* Directions for this task: Print the whole listing exactly.

* Data:
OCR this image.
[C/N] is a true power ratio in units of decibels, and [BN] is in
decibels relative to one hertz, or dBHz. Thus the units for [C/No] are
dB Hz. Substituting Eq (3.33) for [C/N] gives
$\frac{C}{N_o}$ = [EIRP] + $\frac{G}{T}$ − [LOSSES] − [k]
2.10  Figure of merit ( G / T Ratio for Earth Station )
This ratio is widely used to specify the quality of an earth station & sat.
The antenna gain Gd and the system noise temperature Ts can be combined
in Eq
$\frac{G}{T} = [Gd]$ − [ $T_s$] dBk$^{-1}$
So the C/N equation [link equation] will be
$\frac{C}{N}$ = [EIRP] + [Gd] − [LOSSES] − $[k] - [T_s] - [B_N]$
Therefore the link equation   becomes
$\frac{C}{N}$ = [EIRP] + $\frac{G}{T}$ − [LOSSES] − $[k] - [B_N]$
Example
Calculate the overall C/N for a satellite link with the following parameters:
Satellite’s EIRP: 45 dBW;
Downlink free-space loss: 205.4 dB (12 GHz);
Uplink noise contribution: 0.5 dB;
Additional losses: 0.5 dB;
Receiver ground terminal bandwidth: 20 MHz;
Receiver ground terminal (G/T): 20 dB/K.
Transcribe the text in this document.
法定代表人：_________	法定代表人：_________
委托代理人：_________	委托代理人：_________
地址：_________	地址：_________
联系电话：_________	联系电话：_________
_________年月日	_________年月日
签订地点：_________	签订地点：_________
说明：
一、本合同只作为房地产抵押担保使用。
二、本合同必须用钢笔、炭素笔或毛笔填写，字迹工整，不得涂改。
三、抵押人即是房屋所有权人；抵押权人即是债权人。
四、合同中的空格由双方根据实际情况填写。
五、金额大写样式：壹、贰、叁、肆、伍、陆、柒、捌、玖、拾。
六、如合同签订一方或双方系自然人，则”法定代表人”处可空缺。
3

* Answer to the task:
OCR this image.
[C/N] is a true power ratio in units of decibels, and [BN] is in
decibels relative to one hertz, or dBHz. Thus the units for [C/No] are
dB Hz. Substituting Eq (3.33) for [C/N] gives
$\frac{C}{N_o}$ = [EIRP] + $\frac{G}{T}$ − [LOSSES] − [k]
2.10  Figure of merit ( G / T Ratio for Earth Station )
This ratio is widely used to specify the quality of an earth station & sat.
The antenna gain Gd and the system noise temperature Ts can be combined
in Eq
$\frac{G}{T} = [Gd]$ − [ $T_s$] dBk$^{-1}$
So the C/N equation [link equation] will be
$\frac{C}{N}$ = [EIRP] + [Gd] − [LOSSES] − $[k] - [T_s] - [B_N]$
Therefore the link equation   becomes
$\frac{C}{N}$ = [EIRP] + $\frac{G}{T}$ − [LOSSES] − $[k] - [B_N]$
Example
Calculate the overall C/N for a satellite link with the following parameters:
Satellite’s EIRP: 45 dBW;
Downlink free-space loss: 205.4 dB (12 GHz);
Uplink noise contribution: 0.5 dB;
Additional losses: 0.5 dB;
Receiver ground terminal bandwidth: 20 MHz;
Receiver ground terminal (G/T): 20 dB/K.
Transcribe the text in this document.
法定代表人：_________	法定代表人：_________
委托代理人：_________	委托代理人：_________
地址：_________	地址：_________
联系电话：_________	联系电话：_________
_________年月日	_________年月日
签订地点：_________	签订地点：_________
说明：
一、本合同只作为房地产抵押担保使用。
二、本合同必须用钢笔、炭素笔或毛笔填写，字迹工整，不得涂改。
三、抵押人即是房屋所有权人；抵押权人即是债权人。
四、合同中的空格由双方根据实际情况填写。
五、金额大写样式：壹、贰、叁、肆、伍、陆、柒、捌、玖、拾。
六、如合同签订一方或双方系自然人，则”法定代表人”处可空缺。
3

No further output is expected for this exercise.